EXERCISE DESCRIPTION: Repeat every one of the records below line for line, unchanged, but leave the pictures out.

THE RECORDS:
——————————

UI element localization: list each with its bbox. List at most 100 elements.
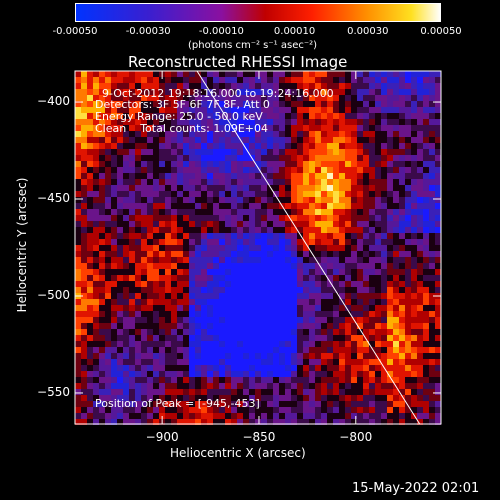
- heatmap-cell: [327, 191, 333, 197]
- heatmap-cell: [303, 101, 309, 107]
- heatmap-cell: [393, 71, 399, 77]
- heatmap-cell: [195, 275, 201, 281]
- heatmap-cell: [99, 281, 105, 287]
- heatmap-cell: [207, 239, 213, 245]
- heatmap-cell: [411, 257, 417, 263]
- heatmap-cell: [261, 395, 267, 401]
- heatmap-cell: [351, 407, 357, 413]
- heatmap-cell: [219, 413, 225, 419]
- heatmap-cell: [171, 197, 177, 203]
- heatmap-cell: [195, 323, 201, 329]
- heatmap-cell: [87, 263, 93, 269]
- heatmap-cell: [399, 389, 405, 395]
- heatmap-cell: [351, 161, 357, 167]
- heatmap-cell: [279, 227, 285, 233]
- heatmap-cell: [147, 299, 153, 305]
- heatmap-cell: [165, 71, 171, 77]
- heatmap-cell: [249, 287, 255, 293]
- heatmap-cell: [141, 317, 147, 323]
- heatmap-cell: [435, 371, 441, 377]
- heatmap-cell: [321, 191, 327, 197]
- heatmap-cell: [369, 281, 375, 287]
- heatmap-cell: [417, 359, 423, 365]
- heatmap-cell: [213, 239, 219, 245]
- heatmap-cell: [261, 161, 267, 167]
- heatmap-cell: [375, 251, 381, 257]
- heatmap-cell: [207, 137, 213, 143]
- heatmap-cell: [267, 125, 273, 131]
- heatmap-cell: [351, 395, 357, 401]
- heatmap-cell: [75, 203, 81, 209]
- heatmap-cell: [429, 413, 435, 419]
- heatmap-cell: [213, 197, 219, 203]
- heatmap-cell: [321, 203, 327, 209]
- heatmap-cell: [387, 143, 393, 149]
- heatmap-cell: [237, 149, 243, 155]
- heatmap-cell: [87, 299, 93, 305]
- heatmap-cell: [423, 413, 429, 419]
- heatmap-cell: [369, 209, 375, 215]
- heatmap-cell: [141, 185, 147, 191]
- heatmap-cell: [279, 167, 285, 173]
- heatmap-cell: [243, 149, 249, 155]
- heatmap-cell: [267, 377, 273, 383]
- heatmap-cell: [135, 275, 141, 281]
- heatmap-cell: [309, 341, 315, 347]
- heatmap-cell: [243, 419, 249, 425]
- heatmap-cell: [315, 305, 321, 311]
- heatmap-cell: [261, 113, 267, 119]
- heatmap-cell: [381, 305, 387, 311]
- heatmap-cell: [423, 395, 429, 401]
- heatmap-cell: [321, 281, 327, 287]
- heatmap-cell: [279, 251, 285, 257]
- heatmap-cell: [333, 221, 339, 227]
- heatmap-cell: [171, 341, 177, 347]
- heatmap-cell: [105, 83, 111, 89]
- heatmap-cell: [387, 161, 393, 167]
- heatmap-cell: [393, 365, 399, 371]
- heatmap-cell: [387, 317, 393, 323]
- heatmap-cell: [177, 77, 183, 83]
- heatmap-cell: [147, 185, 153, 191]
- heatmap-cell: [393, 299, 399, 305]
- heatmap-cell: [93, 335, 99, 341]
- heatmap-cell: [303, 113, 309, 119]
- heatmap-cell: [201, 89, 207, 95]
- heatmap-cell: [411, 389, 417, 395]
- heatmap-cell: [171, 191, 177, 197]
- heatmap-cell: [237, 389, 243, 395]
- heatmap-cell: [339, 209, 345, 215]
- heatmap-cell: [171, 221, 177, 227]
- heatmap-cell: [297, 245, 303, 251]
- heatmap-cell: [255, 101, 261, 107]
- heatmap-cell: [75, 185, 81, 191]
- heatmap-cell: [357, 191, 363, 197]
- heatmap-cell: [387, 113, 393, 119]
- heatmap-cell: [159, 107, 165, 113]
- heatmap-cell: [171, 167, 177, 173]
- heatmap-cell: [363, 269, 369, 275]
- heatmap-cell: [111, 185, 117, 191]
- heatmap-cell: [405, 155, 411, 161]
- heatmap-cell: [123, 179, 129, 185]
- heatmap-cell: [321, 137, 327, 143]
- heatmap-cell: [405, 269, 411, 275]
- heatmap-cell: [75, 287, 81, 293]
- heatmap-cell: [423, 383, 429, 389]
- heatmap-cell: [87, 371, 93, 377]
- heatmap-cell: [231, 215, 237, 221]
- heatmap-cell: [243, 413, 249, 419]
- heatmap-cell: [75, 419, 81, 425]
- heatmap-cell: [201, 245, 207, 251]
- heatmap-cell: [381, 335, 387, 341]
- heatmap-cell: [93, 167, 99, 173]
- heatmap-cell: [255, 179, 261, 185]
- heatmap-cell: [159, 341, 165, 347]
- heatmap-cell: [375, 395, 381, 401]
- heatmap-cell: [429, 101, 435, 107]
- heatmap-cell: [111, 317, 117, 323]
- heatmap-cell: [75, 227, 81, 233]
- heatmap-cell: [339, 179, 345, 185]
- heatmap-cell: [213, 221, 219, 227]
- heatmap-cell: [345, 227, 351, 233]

——————————

EXERCISE ANSWER:
UI element localization: list each with its bbox. List at most 100 elements.
- heatmap-cell: [327, 191, 333, 197]
- heatmap-cell: [303, 101, 309, 107]
- heatmap-cell: [393, 71, 399, 77]
- heatmap-cell: [195, 275, 201, 281]
- heatmap-cell: [99, 281, 105, 287]
- heatmap-cell: [207, 239, 213, 245]
- heatmap-cell: [411, 257, 417, 263]
- heatmap-cell: [261, 395, 267, 401]
- heatmap-cell: [351, 407, 357, 413]
- heatmap-cell: [219, 413, 225, 419]
- heatmap-cell: [171, 197, 177, 203]
- heatmap-cell: [195, 323, 201, 329]
- heatmap-cell: [87, 263, 93, 269]
- heatmap-cell: [399, 389, 405, 395]
- heatmap-cell: [351, 161, 357, 167]
- heatmap-cell: [279, 227, 285, 233]
- heatmap-cell: [147, 299, 153, 305]
- heatmap-cell: [165, 71, 171, 77]
- heatmap-cell: [249, 287, 255, 293]
- heatmap-cell: [141, 317, 147, 323]
- heatmap-cell: [435, 371, 441, 377]
- heatmap-cell: [321, 191, 327, 197]
- heatmap-cell: [369, 281, 375, 287]
- heatmap-cell: [417, 359, 423, 365]
- heatmap-cell: [213, 239, 219, 245]
- heatmap-cell: [261, 161, 267, 167]
- heatmap-cell: [375, 251, 381, 257]
- heatmap-cell: [207, 137, 213, 143]
- heatmap-cell: [267, 125, 273, 131]
- heatmap-cell: [351, 395, 357, 401]
- heatmap-cell: [75, 203, 81, 209]
- heatmap-cell: [429, 413, 435, 419]
- heatmap-cell: [213, 197, 219, 203]
- heatmap-cell: [321, 203, 327, 209]
- heatmap-cell: [387, 143, 393, 149]
- heatmap-cell: [237, 149, 243, 155]
- heatmap-cell: [87, 299, 93, 305]
- heatmap-cell: [423, 413, 429, 419]
- heatmap-cell: [369, 209, 375, 215]
- heatmap-cell: [141, 185, 147, 191]
- heatmap-cell: [279, 167, 285, 173]
- heatmap-cell: [243, 149, 249, 155]
- heatmap-cell: [267, 377, 273, 383]
- heatmap-cell: [135, 275, 141, 281]
- heatmap-cell: [309, 341, 315, 347]
- heatmap-cell: [243, 419, 249, 425]
- heatmap-cell: [315, 305, 321, 311]
- heatmap-cell: [261, 113, 267, 119]
- heatmap-cell: [381, 305, 387, 311]
- heatmap-cell: [423, 395, 429, 401]
- heatmap-cell: [321, 281, 327, 287]
- heatmap-cell: [279, 251, 285, 257]
- heatmap-cell: [333, 221, 339, 227]
- heatmap-cell: [171, 341, 177, 347]
- heatmap-cell: [105, 83, 111, 89]
- heatmap-cell: [387, 161, 393, 167]
- heatmap-cell: [393, 365, 399, 371]
- heatmap-cell: [387, 317, 393, 323]
- heatmap-cell: [177, 77, 183, 83]
- heatmap-cell: [147, 185, 153, 191]
- heatmap-cell: [393, 299, 399, 305]
- heatmap-cell: [93, 335, 99, 341]
- heatmap-cell: [303, 113, 309, 119]
- heatmap-cell: [201, 89, 207, 95]
- heatmap-cell: [411, 389, 417, 395]
- heatmap-cell: [171, 191, 177, 197]
- heatmap-cell: [237, 389, 243, 395]
- heatmap-cell: [339, 209, 345, 215]
- heatmap-cell: [171, 221, 177, 227]
- heatmap-cell: [297, 245, 303, 251]
- heatmap-cell: [255, 101, 261, 107]
- heatmap-cell: [75, 185, 81, 191]
- heatmap-cell: [357, 191, 363, 197]
- heatmap-cell: [387, 113, 393, 119]
- heatmap-cell: [159, 107, 165, 113]
- heatmap-cell: [171, 167, 177, 173]
- heatmap-cell: [363, 269, 369, 275]
- heatmap-cell: [111, 185, 117, 191]
- heatmap-cell: [405, 155, 411, 161]
- heatmap-cell: [123, 179, 129, 185]
- heatmap-cell: [321, 137, 327, 143]
- heatmap-cell: [405, 269, 411, 275]
- heatmap-cell: [75, 287, 81, 293]
- heatmap-cell: [423, 383, 429, 389]
- heatmap-cell: [87, 371, 93, 377]
- heatmap-cell: [231, 215, 237, 221]
- heatmap-cell: [243, 413, 249, 419]
- heatmap-cell: [75, 419, 81, 425]
- heatmap-cell: [201, 245, 207, 251]
- heatmap-cell: [381, 335, 387, 341]
- heatmap-cell: [93, 167, 99, 173]
- heatmap-cell: [255, 179, 261, 185]
- heatmap-cell: [159, 341, 165, 347]
- heatmap-cell: [375, 395, 381, 401]
- heatmap-cell: [429, 101, 435, 107]
- heatmap-cell: [111, 317, 117, 323]
- heatmap-cell: [75, 227, 81, 233]
- heatmap-cell: [339, 179, 345, 185]
- heatmap-cell: [213, 221, 219, 227]
- heatmap-cell: [345, 227, 351, 233]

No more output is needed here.